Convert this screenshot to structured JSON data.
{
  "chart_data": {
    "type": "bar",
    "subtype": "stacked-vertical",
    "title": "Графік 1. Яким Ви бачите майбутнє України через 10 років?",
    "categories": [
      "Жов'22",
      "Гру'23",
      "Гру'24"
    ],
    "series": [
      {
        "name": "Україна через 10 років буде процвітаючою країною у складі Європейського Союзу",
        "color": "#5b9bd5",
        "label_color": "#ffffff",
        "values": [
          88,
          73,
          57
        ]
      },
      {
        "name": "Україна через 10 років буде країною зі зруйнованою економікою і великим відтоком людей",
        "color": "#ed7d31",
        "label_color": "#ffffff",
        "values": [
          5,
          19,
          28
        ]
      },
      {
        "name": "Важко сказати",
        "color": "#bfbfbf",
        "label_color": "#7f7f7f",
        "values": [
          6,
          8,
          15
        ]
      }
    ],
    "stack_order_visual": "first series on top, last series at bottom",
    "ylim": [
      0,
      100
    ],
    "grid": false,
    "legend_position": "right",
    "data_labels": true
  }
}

#### [EXERCISE DESCRIPTION]
Return all the data exactly as given.

#### [TASK SOLUTION]
Convert this screenshot to structured JSON data.
{
  "chart_data": {
    "type": "bar",
    "subtype": "stacked-vertical",
    "title": "Графік 1. Яким Ви бачите майбутнє України через 10 років?",
    "categories": [
      "Жов'22",
      "Гру'23",
      "Гру'24"
    ],
    "series": [
      {
        "name": "Україна через 10 років буде процвітаючою країною у складі Європейського Союзу",
        "color": "#5b9bd5",
        "label_color": "#ffffff",
        "values": [
          88,
          73,
          57
        ]
      },
      {
        "name": "Україна через 10 років буде країною зі зруйнованою економікою і великим відтоком людей",
        "color": "#ed7d31",
        "label_color": "#ffffff",
        "values": [
          5,
          19,
          28
        ]
      },
      {
        "name": "Важко сказати",
        "color": "#bfbfbf",
        "label_color": "#7f7f7f",
        "values": [
          6,
          8,
          15
        ]
      }
    ],
    "stack_order_visual": "first series on top, last series at bottom",
    "ylim": [
      0,
      100
    ],
    "grid": false,
    "legend_position": "right",
    "data_labels": true
  }
}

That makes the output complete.